Extract all lines containing "Percentage".

___ Records for the exercise ___

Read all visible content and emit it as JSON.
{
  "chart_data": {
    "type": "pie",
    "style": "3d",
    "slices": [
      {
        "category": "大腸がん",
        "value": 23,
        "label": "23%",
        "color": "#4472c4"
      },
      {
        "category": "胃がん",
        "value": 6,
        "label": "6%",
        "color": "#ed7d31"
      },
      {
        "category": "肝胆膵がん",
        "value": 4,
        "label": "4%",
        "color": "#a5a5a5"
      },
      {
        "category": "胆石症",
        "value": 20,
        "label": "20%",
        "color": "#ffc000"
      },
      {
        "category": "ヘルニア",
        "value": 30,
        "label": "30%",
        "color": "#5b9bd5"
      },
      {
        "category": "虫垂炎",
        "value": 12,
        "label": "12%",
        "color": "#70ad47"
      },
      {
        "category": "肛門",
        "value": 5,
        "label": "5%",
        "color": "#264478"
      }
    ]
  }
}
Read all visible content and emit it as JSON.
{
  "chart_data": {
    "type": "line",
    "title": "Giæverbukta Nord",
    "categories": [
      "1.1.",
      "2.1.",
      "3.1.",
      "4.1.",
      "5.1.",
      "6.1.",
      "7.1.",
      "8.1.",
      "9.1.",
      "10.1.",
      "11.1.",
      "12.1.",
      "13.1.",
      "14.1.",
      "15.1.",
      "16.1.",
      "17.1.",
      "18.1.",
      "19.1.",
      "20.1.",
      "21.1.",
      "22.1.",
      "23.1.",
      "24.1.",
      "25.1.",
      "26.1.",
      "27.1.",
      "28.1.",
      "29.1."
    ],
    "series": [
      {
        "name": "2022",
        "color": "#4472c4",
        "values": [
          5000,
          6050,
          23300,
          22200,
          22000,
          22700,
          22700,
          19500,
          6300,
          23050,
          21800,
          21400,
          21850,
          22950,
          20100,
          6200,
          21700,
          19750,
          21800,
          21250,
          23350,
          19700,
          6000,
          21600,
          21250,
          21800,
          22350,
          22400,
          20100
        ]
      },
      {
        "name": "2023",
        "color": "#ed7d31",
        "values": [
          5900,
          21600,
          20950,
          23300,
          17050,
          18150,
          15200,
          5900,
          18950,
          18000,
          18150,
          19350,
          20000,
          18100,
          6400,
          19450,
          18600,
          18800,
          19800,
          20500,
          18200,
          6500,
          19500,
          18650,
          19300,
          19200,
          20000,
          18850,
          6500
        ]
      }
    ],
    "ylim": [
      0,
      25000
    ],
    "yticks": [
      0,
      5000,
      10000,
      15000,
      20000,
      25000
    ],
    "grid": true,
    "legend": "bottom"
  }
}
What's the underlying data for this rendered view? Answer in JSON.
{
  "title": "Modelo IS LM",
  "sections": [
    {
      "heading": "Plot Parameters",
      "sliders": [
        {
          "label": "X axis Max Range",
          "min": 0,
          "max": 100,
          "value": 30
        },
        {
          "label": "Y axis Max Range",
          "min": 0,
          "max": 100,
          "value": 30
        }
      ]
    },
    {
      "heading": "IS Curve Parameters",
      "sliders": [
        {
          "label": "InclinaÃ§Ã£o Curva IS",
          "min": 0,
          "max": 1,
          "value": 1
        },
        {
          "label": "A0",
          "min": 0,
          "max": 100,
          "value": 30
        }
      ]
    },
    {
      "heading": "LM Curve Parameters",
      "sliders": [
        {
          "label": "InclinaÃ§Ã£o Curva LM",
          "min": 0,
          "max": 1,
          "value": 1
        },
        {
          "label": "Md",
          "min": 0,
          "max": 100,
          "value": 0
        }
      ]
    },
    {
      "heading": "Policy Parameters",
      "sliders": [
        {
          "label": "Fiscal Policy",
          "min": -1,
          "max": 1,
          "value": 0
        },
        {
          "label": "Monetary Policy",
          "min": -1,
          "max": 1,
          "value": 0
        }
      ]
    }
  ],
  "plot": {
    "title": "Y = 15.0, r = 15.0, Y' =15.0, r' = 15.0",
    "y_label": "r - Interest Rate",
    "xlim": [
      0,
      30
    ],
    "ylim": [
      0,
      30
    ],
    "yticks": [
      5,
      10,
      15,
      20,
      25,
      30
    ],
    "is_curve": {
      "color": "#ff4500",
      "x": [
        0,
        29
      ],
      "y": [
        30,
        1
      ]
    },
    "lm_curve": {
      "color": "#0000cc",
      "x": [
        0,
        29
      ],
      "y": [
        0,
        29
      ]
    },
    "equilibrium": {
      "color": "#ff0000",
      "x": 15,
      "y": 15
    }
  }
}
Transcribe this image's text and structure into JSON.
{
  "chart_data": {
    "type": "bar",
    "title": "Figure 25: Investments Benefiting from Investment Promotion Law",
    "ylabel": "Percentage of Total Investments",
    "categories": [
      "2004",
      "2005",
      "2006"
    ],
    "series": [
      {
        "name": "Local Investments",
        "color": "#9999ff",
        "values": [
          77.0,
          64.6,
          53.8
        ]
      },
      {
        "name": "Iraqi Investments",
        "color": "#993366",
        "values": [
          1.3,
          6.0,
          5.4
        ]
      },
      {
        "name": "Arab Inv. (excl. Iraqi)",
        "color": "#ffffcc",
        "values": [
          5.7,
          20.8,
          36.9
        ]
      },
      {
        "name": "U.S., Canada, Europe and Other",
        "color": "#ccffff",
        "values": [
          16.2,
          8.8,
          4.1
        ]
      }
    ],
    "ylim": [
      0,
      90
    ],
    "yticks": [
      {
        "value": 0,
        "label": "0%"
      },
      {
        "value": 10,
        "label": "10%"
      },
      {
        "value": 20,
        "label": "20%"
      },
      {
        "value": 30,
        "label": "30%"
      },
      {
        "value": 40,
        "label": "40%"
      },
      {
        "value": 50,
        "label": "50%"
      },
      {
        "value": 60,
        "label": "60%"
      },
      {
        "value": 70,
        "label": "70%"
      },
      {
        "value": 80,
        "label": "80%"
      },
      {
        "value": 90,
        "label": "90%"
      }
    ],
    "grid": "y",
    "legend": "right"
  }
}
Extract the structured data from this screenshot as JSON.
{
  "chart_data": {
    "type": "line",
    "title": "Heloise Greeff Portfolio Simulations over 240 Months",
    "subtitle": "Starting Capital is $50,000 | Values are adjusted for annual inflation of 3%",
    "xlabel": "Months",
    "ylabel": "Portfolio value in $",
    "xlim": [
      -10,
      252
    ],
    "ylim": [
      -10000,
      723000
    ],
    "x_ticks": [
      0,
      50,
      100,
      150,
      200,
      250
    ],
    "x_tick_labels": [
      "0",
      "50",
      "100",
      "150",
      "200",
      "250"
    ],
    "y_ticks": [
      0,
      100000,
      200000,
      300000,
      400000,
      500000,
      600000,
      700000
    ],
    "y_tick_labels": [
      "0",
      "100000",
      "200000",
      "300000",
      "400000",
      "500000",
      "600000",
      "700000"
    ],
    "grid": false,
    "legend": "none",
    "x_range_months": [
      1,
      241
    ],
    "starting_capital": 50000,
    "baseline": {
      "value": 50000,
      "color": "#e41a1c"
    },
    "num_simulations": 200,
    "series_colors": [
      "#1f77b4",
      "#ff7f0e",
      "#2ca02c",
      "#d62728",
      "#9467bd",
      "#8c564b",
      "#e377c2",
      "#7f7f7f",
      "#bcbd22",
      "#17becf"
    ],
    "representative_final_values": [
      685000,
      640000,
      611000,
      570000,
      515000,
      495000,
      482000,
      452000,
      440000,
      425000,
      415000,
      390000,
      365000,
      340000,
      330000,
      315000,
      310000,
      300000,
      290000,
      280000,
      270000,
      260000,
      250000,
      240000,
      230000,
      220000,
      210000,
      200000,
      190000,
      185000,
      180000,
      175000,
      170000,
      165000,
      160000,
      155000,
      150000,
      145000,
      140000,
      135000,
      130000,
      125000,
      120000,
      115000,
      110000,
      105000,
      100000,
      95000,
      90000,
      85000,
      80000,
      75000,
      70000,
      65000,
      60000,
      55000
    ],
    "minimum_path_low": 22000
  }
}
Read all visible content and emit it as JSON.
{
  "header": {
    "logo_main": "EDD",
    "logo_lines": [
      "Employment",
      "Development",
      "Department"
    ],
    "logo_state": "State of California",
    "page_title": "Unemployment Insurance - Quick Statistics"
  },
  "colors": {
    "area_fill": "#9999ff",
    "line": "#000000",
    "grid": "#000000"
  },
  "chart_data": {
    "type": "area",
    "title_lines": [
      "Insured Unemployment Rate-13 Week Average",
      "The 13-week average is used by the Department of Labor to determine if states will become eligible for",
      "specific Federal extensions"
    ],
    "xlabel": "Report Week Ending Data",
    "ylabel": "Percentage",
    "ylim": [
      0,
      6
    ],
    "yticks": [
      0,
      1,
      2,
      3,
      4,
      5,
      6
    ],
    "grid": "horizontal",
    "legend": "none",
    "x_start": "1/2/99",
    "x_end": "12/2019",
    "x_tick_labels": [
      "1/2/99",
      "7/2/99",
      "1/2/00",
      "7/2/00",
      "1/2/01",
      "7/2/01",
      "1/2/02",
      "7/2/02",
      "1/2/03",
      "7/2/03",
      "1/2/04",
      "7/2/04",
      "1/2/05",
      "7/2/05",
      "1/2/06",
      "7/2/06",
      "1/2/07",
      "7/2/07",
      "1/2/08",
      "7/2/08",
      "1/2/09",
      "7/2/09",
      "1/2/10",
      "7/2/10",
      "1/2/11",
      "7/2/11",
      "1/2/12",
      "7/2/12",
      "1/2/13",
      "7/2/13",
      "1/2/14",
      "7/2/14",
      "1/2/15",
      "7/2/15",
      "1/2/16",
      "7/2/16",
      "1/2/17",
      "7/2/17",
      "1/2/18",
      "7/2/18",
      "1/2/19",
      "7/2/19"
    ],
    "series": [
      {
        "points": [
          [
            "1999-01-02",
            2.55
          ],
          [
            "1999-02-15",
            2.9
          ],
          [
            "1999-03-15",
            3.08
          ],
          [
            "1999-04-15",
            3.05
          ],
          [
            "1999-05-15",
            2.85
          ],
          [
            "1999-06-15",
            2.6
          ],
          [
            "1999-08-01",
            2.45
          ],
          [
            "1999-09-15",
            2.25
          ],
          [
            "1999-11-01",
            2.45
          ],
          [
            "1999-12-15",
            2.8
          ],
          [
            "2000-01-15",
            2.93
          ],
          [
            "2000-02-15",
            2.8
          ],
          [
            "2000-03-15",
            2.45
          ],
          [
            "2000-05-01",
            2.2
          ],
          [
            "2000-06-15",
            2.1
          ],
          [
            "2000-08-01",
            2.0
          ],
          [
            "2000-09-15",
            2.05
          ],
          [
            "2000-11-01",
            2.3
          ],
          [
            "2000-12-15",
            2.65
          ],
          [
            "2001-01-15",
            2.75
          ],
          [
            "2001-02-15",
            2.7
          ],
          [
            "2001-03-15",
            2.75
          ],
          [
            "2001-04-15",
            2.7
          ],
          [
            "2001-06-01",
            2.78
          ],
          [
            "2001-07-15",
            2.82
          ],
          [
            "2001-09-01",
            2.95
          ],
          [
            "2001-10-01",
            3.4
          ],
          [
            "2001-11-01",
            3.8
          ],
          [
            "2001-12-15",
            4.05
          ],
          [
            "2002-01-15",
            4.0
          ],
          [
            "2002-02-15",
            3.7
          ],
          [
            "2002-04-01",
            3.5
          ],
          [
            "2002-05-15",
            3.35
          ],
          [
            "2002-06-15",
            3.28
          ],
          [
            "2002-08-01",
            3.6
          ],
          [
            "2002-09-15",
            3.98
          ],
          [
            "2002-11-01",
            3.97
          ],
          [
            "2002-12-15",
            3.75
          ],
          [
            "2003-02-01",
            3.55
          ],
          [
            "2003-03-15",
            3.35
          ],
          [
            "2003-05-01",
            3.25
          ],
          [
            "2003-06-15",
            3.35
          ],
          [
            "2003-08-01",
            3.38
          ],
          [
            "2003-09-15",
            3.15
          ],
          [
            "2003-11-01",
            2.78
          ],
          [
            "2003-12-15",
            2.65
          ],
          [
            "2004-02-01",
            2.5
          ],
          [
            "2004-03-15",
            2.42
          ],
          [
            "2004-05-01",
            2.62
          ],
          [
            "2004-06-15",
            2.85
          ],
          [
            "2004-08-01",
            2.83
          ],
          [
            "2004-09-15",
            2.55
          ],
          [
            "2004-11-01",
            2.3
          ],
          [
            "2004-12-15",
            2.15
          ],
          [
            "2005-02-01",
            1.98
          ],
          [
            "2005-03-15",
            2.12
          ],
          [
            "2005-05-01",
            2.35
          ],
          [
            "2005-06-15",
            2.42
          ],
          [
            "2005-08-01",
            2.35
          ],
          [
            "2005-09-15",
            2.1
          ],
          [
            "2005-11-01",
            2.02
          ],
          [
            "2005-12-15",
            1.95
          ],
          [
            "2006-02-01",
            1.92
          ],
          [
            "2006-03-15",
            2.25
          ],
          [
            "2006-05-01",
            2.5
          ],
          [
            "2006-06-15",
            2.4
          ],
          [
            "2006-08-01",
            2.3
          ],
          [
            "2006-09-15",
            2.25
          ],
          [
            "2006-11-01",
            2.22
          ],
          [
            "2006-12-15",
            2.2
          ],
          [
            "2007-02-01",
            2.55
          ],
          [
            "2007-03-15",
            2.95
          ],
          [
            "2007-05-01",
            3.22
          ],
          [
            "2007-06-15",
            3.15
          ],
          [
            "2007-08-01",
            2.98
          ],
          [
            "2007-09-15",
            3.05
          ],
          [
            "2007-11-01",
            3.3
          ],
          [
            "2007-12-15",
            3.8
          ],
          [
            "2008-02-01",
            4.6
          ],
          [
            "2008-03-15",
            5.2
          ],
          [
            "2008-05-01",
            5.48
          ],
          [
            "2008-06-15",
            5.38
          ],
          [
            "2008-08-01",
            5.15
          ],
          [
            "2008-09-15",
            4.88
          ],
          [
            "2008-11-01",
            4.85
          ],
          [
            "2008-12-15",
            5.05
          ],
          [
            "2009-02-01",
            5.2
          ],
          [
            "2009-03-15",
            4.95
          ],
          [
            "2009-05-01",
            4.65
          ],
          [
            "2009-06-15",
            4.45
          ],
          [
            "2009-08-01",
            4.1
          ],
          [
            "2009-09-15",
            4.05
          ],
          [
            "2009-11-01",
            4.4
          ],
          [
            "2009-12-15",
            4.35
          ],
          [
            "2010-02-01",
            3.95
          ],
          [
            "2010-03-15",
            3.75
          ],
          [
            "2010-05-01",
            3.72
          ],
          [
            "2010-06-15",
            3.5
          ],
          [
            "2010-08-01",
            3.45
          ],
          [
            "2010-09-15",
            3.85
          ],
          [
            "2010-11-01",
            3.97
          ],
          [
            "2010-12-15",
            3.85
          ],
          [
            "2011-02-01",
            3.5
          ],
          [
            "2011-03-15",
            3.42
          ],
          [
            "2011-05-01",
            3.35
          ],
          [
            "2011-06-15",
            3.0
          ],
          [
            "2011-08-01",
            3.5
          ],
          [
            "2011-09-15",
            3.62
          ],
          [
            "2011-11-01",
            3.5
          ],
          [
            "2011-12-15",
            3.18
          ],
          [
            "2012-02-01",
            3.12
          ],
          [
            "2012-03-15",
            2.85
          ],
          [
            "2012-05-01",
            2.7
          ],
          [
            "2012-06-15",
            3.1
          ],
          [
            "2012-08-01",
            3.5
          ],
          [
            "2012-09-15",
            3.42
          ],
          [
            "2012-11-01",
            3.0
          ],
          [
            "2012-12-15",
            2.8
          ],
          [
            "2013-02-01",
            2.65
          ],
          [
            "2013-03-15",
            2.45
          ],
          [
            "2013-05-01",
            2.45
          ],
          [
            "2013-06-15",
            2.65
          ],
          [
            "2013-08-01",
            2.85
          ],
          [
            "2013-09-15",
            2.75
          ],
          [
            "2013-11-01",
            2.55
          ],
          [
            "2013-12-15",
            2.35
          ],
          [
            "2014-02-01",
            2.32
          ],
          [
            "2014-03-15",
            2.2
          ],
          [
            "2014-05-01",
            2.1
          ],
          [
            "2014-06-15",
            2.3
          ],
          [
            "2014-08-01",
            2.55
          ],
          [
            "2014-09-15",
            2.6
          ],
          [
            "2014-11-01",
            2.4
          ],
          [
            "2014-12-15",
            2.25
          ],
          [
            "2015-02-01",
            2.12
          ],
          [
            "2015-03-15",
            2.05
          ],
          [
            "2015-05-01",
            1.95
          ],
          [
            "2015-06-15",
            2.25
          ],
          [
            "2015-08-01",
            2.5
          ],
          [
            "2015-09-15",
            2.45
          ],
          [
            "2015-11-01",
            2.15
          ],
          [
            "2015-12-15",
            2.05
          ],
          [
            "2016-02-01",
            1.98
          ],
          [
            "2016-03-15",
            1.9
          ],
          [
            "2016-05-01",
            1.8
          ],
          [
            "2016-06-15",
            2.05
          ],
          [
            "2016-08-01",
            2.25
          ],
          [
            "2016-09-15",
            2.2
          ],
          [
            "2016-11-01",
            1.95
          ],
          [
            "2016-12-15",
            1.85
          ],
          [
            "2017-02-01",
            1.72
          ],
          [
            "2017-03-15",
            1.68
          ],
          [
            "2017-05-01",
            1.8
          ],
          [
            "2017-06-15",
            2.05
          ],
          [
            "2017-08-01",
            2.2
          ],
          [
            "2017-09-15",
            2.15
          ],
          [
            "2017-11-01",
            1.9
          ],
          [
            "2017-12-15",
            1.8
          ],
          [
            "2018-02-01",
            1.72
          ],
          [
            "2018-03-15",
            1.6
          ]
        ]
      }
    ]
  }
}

___

Correct output:
    "ylabel": "Percentage of Total Investments",
    "ylabel": "Percentage",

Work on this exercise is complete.